Note: This functionality is experimental at this time and is subject to change in future releases of NekoHTML.

Parameters:
inputSource - The new input source to start scanning.

cleanup

public void cleanup(boolean closeall)
Cleans up used resources. For example, if scanning is terminated early, then this method ensures all remaining open streams are closed.

Parameters:
closeall - Close all streams, including the original. This is used in cases when the application has opened the original document stream and should be responsible for closing it.

getEncoding

public java.lang.String getEncoding()
Returns the encoding.

Specified by:
getEncoding in interface XMLLocator

getPublicId

public java.lang.String getPublicId()
Returns the public identifier.

Specified by:
getPublicId in interface XMLLocator

getBaseSystemId

public java.lang.String getBaseSystemId()
Returns the base system identifier.

Specified by:
getBaseSystemId in interface XMLLocator

getLiteralSystemId

public java.lang.String getLiteralSystemId()
Returns the literal system identifier.

Specified by:
getLiteralSystemId in interface XMLLocator

getExpandedSystemId

public java.lang.String getExpandedSystemId()
Returns the expanded system identifier.

DATASET SECTION.

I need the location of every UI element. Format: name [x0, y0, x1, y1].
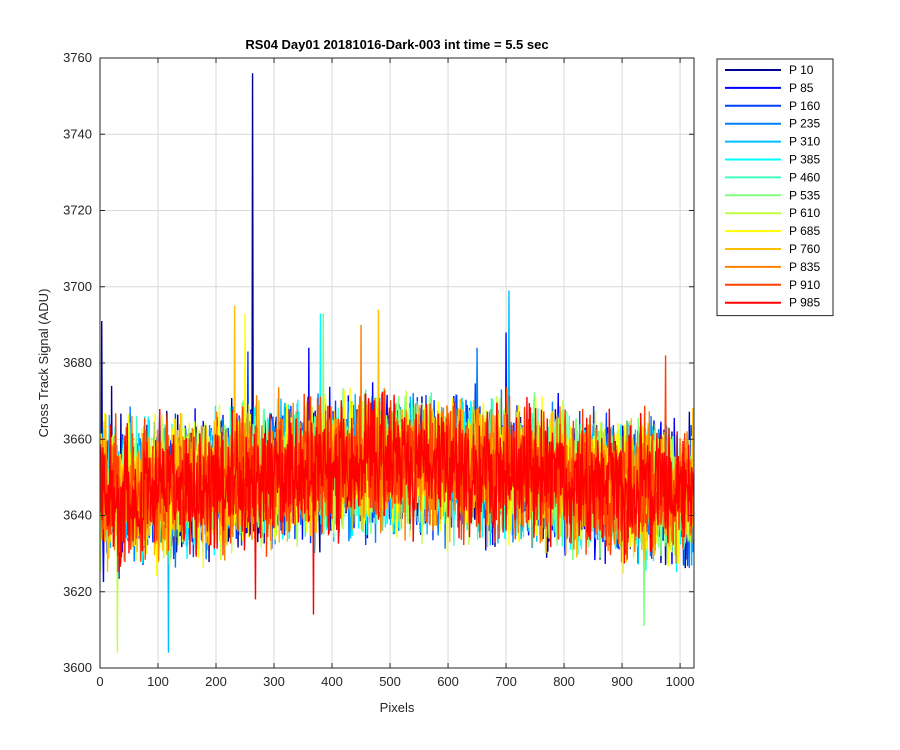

YOUR OBJECTIVE.
Reproduce everything in the NekoHTML documentation from "public void cleanup(boolean closeall)" down to "for closing it.", keeping every character intact.

WRITTEN RESPONSE.
public void cleanup(boolean closeall)
Cleans up used resources. For example, if scanning is terminated early, then this method ensures all remaining open streams are closed.

Parameters:
closeall - Close all streams, including the original. This is used in cases when the application has opened the original document stream and should be responsible for closing it.